- **WORK INSTRUCTIONS**
1: According to the forum post about the stalled mailman server, which version of Python is installed?
2: From the forum post about the stalled mailman server, copy word for word the stretch from "The problem presents" through "patches killed it.".

- **TEXT PROVIDED**
----

Hello,
I have mailman 2.1.14 running on RHEL 5.9 with sendmail 8.13.8-8.1.el5_7, and Python 2.4.3.
The problem presents itself by mailman no longer sending out mail sent to the lists. The mail is queuing up, and when mailman is stopped and started it all delivers. That leads to the other strange part. All of the mailman daemons stop when I run the stop script, except
mailman 15854 1 0 10:01 ? 00:00:00 /usr/bin/python /usr/local/mailman/bin/mailmanctl -s start mailman 15861 15854 0 10:01 ? 00:00:06 /usr/bin/python /usr/local/mailman/bin/qrunner --runner=OutgoingRunner:0:1 -s
I have to kill the outgoingrunner specifically. The only thing I see in the logs is a lack of logging. It has been running with stunning reliability on this machine for the last few years, so I am not sure what is going on. Perhaps one of redhat's patches killed it.

----

- **DATA BLOCK**
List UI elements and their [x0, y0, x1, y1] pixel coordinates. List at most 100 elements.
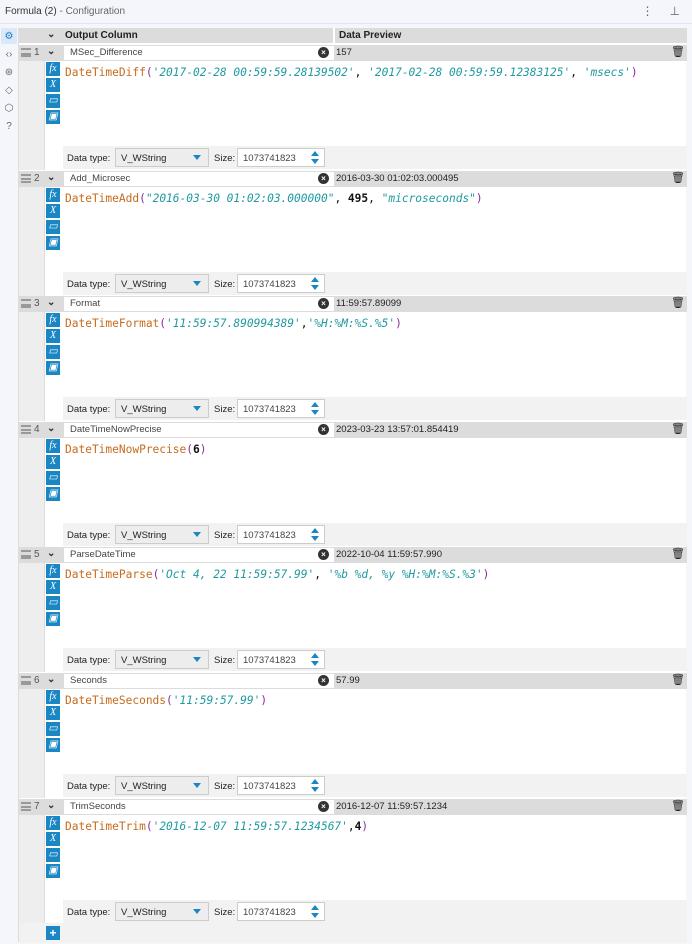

----

- **CORRECT ANSWERS**
1: Python 2.4.3.

2:
The problem presents itself by mailman no longer sending out mail sent to the lists. The mail is queuing up, and when mailman is stopped and started it all delivers. That leads to the other strange part. All of the mailman daemons stop when I run the stop script, except
mailman 15854 1 0 10:01 ? 00:00:00 /usr/bin/python /usr/local/mailman/bin/mailmanctl -s start mailman 15861 15854 0 10:01 ? 00:00:06 /usr/bin/python /usr/local/mailman/bin/qrunner --runner=OutgoingRunner:0:1 -s
I have to kill the outgoingrunner specifically. The only thing I see in the logs is a lack of logging. It has been running with stunning reliability on this machine for the last few years, so I am not sure what is going on. Perhaps one of redhat's patches killed it.